What is being asked.
Extract the entries in their exact form.

Records provided.
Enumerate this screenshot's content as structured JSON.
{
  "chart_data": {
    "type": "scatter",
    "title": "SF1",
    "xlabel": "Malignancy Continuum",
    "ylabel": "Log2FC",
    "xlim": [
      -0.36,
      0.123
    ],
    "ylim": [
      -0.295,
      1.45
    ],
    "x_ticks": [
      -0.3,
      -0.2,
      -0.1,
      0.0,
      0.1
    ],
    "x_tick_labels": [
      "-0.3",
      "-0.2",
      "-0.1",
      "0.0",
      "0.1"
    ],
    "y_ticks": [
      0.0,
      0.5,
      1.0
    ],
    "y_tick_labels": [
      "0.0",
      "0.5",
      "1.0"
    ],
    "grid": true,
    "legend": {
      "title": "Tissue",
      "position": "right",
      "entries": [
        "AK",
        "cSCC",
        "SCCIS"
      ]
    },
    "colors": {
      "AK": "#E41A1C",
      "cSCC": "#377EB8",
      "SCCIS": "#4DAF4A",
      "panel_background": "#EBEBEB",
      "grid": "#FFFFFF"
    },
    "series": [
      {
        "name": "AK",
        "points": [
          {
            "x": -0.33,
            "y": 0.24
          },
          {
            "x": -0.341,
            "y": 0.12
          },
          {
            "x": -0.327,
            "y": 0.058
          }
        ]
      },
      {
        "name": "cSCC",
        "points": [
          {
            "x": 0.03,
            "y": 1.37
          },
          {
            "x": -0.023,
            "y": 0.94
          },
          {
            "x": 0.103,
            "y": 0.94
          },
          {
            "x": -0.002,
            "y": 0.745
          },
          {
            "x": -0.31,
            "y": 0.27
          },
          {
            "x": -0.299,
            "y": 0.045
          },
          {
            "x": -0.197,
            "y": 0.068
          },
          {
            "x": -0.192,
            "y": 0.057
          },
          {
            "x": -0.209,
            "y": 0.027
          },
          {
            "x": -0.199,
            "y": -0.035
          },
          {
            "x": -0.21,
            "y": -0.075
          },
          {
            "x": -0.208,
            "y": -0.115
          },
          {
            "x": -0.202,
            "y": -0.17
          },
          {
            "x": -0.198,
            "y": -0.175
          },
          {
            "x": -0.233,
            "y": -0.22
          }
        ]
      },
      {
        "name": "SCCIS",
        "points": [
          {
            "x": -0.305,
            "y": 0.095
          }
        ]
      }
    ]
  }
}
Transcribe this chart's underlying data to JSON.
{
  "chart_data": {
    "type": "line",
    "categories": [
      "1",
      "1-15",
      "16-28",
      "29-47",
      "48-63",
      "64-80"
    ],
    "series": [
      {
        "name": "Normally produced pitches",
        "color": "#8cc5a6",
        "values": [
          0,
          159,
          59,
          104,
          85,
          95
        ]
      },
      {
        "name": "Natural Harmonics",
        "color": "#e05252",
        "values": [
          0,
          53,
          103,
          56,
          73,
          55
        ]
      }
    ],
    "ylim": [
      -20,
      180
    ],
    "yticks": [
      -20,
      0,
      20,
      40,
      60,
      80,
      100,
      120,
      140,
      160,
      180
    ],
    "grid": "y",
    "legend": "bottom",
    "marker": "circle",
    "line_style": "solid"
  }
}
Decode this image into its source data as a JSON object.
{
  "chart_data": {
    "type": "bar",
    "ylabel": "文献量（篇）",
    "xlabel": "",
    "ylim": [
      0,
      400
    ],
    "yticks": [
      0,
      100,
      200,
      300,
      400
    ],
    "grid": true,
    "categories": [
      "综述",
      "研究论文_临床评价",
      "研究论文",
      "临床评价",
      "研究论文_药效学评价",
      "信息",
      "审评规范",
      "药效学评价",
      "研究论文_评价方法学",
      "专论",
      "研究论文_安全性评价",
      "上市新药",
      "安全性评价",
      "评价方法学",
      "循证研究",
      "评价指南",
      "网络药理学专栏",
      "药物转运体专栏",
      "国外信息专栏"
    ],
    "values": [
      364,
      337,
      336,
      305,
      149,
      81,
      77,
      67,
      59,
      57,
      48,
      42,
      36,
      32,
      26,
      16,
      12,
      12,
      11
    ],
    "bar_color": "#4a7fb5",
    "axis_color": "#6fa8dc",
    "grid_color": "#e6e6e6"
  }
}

Solution for this problem.
Enumerate this screenshot's content as structured JSON.
{
  "chart_data": {
    "type": "scatter",
    "title": "SF1",
    "xlabel": "Malignancy Continuum",
    "ylabel": "Log2FC",
    "xlim": [
      -0.36,
      0.123
    ],
    "ylim": [
      -0.295,
      1.45
    ],
    "x_ticks": [
      -0.3,
      -0.2,
      -0.1,
      0.0,
      0.1
    ],
    "x_tick_labels": [
      "-0.3",
      "-0.2",
      "-0.1",
      "0.0",
      "0.1"
    ],
    "y_ticks": [
      0.0,
      0.5,
      1.0
    ],
    "y_tick_labels": [
      "0.0",
      "0.5",
      "1.0"
    ],
    "grid": true,
    "legend": {
      "title": "Tissue",
      "position": "right",
      "entries": [
        "AK",
        "cSCC",
        "SCCIS"
      ]
    },
    "colors": {
      "AK": "#E41A1C",
      "cSCC": "#377EB8",
      "SCCIS": "#4DAF4A",
      "panel_background": "#EBEBEB",
      "grid": "#FFFFFF"
    },
    "series": [
      {
        "name": "AK",
        "points": [
          {
            "x": -0.33,
            "y": 0.24
          },
          {
            "x": -0.341,
            "y": 0.12
          },
          {
            "x": -0.327,
            "y": 0.058
          }
        ]
      },
      {
        "name": "cSCC",
        "points": [
          {
            "x": 0.03,
            "y": 1.37
          },
          {
            "x": -0.023,
            "y": 0.94
          },
          {
            "x": 0.103,
            "y": 0.94
          },
          {
            "x": -0.002,
            "y": 0.745
          },
          {
            "x": -0.31,
            "y": 0.27
          },
          {
            "x": -0.299,
            "y": 0.045
          },
          {
            "x": -0.197,
            "y": 0.068
          },
          {
            "x": -0.192,
            "y": 0.057
          },
          {
            "x": -0.209,
            "y": 0.027
          },
          {
            "x": -0.199,
            "y": -0.035
          },
          {
            "x": -0.21,
            "y": -0.075
          },
          {
            "x": -0.208,
            "y": -0.115
          },
          {
            "x": -0.202,
            "y": -0.17
          },
          {
            "x": -0.198,
            "y": -0.175
          },
          {
            "x": -0.233,
            "y": -0.22
          }
        ]
      },
      {
        "name": "SCCIS",
        "points": [
          {
            "x": -0.305,
            "y": 0.095
          }
        ]
      }
    ]
  }
}
Transcribe this chart's underlying data to JSON.
{
  "chart_data": {
    "type": "line",
    "categories": [
      "1",
      "1-15",
      "16-28",
      "29-47",
      "48-63",
      "64-80"
    ],
    "series": [
      {
        "name": "Normally produced pitches",
        "color": "#8cc5a6",
        "values": [
          0,
          159,
          59,
          104,
          85,
          95
        ]
      },
      {
        "name": "Natural Harmonics",
        "color": "#e05252",
        "values": [
          0,
          53,
          103,
          56,
          73,
          55
        ]
      }
    ],
    "ylim": [
      -20,
      180
    ],
    "yticks": [
      -20,
      0,
      20,
      40,
      60,
      80,
      100,
      120,
      140,
      160,
      180
    ],
    "grid": "y",
    "legend": "bottom",
    "marker": "circle",
    "line_style": "solid"
  }
}
Decode this image into its source data as a JSON object.
{
  "chart_data": {
    "type": "bar",
    "ylabel": "文献量（篇）",
    "xlabel": "",
    "ylim": [
      0,
      400
    ],
    "yticks": [
      0,
      100,
      200,
      300,
      400
    ],
    "grid": true,
    "categories": [
      "综述",
      "研究论文_临床评价",
      "研究论文",
      "临床评价",
      "研究论文_药效学评价",
      "信息",
      "审评规范",
      "药效学评价",
      "研究论文_评价方法学",
      "专论",
      "研究论文_安全性评价",
      "上市新药",
      "安全性评价",
      "评价方法学",
      "循证研究",
      "评价指南",
      "网络药理学专栏",
      "药物转运体专栏",
      "国外信息专栏"
    ],
    "values": [
      364,
      337,
      336,
      305,
      149,
      81,
      77,
      67,
      59,
      57,
      48,
      42,
      36,
      32,
      26,
      16,
      12,
      12,
      11
    ],
    "bar_color": "#4a7fb5",
    "axis_color": "#6fa8dc",
    "grid_color": "#e6e6e6"
  }
}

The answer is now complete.